--- Begin ---

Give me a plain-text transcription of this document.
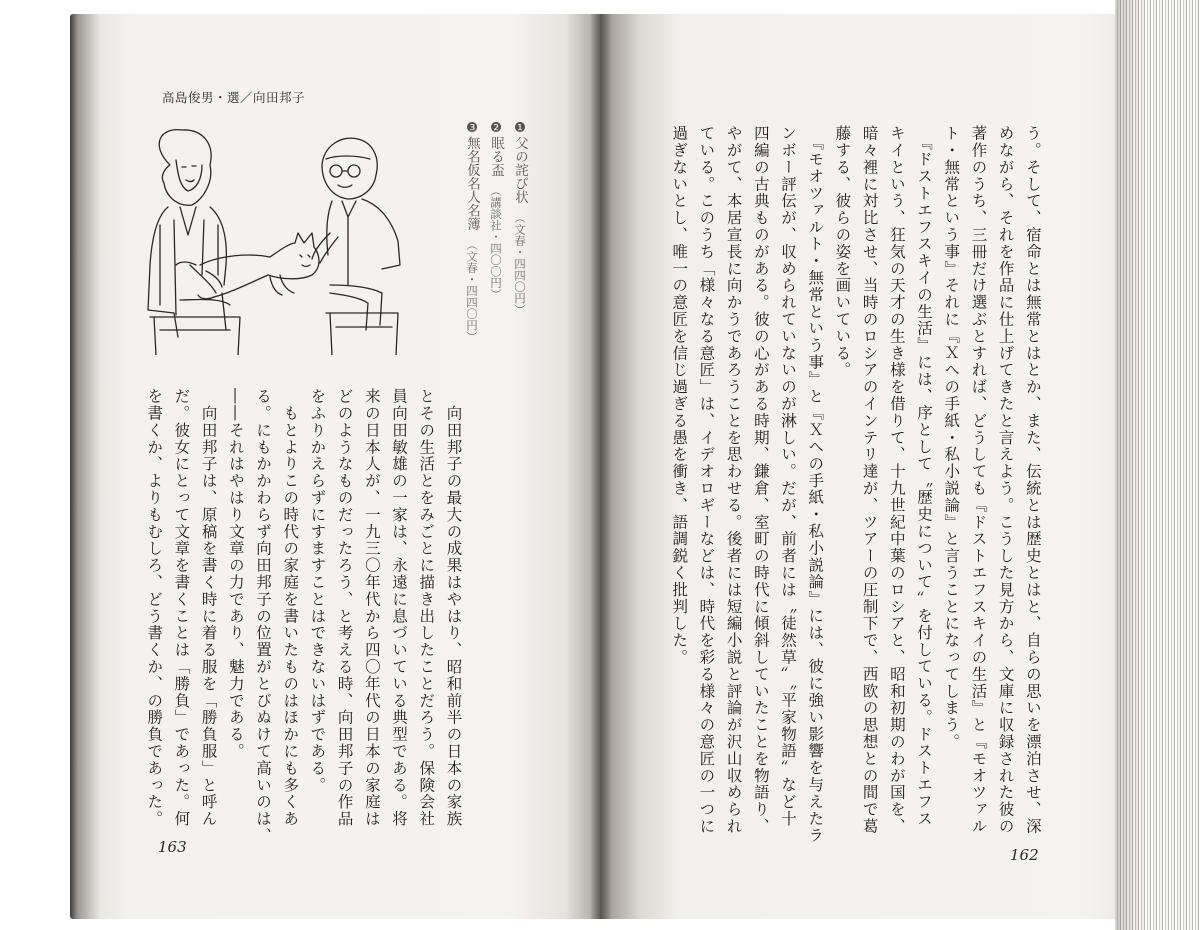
高島俊男・選／向田邦子
❶父の詫び状（文春・四四〇円）
❷眠る盃（講談社・四〇〇円）
❸無名仮名人名簿（文春・四四〇円）
　向田邦子の最大の成果はやはり、昭和前半の日本の家族
とその生活とをみごとに描き出したことだろう。保険会社
員向田敏雄の一家は、永遠に息づいている典型である。将
来の日本人が、一九三〇年代から四〇年代の日本の家庭は
どのようなものだったろう、と考える時、向田邦子の作品
をふりかえらずにすますことはできないはずである。
　もとよりこの時代の家庭を書いたものはほかにも多くあ
る。にもかかわらず向田邦子の位置がとびぬけて高いのは、
――それはやはり文章の力であり、魅力である。
　向田邦子は、原稿を書く時に着る服を「勝負服」と呼ん
だ。彼女にとって文章を書くことは「勝負」であった。何
を書くか、よりもむしろ、どう書くか、の勝負であった。	う。そして、宿命とは無常とはとか、また、伝統とは歴史とはと、自らの思いを漂泊させ、深
めながら、それを作品に仕上げてきたと言えよう。こうした見方から、文庫に収録された彼の
著作のうち、三冊だけ選ぶとすれば、どうしても『ドストエフスキイの生活』と『モオツァル
ト・無常という事』それに『Ｘへの手紙・私小説論』と言うことになってしまう。
　『ドストエフスキイの生活』には、序として〝歴史について〟を付している。ドストエフス
キイという、狂気の天才の生き様を借りて、十九世紀中葉のロシアと、昭和初期のわが国を、
暗々裡に対比させ、当時のロシアのインテリ達が、ツアーの圧制下で、西欧の思想との間で葛
藤する、彼らの姿を画いている。
　『モオツァルト・無常という事』と『Ｘへの手紙・私小説論』には、彼に強い影響を与えたラ
ンボー評伝が、収められていないのが淋しい。だが、前者には〝徒然草〟〝平家物語〟など十
四編の古典ものがある。彼の心がある時期、鎌倉、室町の時代に傾斜していたことを物語り、
やがて、本居宣長に向かうであろうことを思わせる。後者には短編小説と評論が沢山収められ
ている。このうち「様々なる意匠」は、イデオロギーなどは、時代を彩る様々の意匠の一つに
過ぎないとし、唯一の意匠を信じ過ぎる愚を衝き、語調鋭く批判した。
163	162
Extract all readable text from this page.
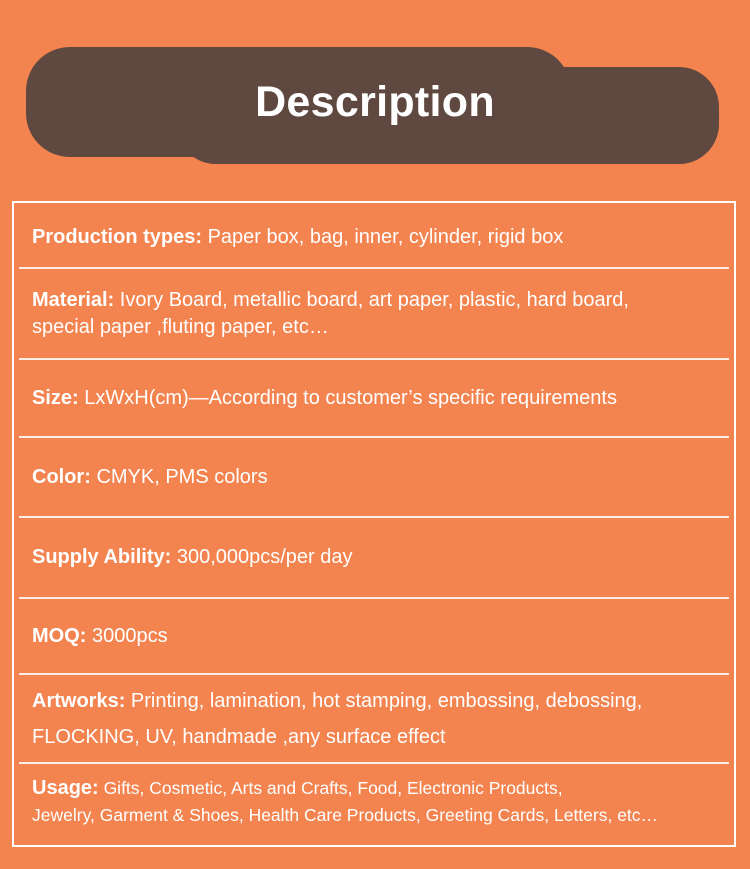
Description
Production types: Paper box, bag, inner, cylinder, rigid box
Material: Ivory Board, metallic board, art paper, plastic, hard board,
special paper ,fluting paper, etc…
Size: LxWxH(cm)—According to customer’s specific requirements
Color: CMYK, PMS colors
Supply Ability: 300,000pcs/per day
MOQ: 3000pcs
Artworks: Printing, lamination, hot stamping, embossing, debossing,
FLOCKING, UV, handmade ,any surface effect
Usage: Gifts, Cosmetic, Arts and Crafts, Food, Electronic Products,
Jewelry, Garment & Shoes, Health Care Products, Greeting Cards, Letters, etc…
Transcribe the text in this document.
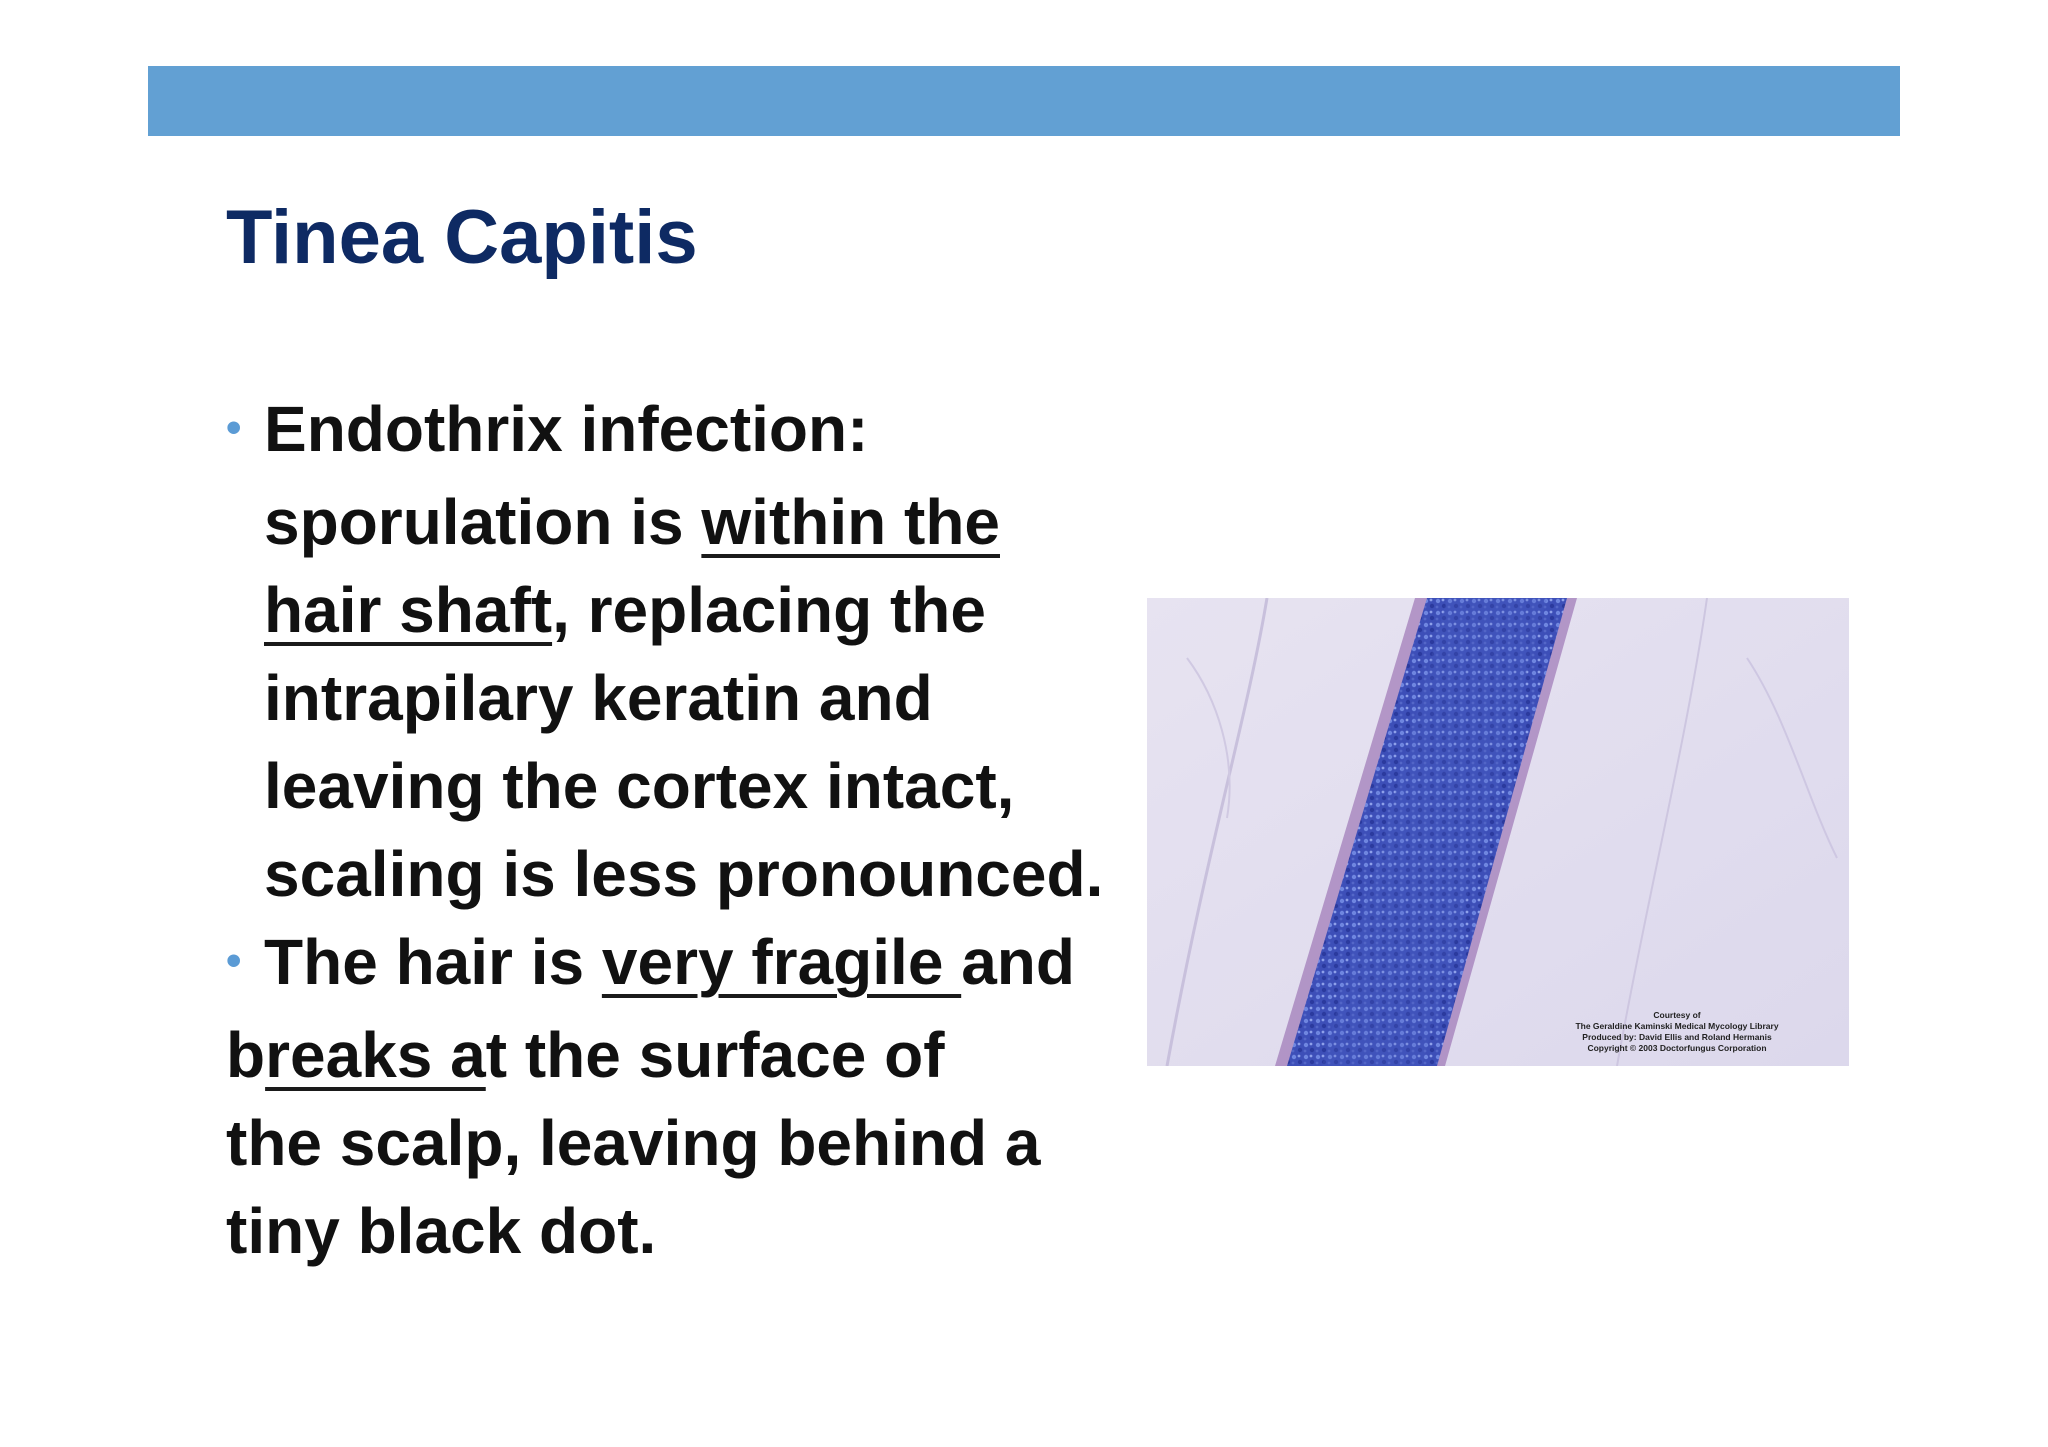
Tinea Capitis
• Endothrix infection:
sporulation is within the
hair shaft, replacing the
intrapilary keratin and
leaving the cortex intact,
scaling is less pronounced.
• The hair is very fragile and
breaks at the surface of
the scalp, leaving behind a
tiny black dot.
Courtesy of
The Geraldine Kaminski Medical Mycology Library
Produced by: David Ellis and Roland Hermanis
Copyright © 2003 Doctorfungus Corporation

--- End ---

Instructions to follow:
Leave out every picture and write out exactly the lines running from the line containing "Transcribe the text in this document." to the end of the listing above.

Answer to this task:
Transcribe the text in this document.
Tinea Capitis
• Endothrix infection:
sporulation is within the
hair shaft, replacing the
intrapilary keratin and
leaving the cortex intact,
scaling is less pronounced.
• The hair is very fragile and
breaks at the surface of
the scalp, leaving behind a
tiny black dot.
Courtesy of
The Geraldine Kaminski Medical Mycology Library
Produced by: David Ellis and Roland Hermanis
Copyright © 2003 Doctorfungus Corporation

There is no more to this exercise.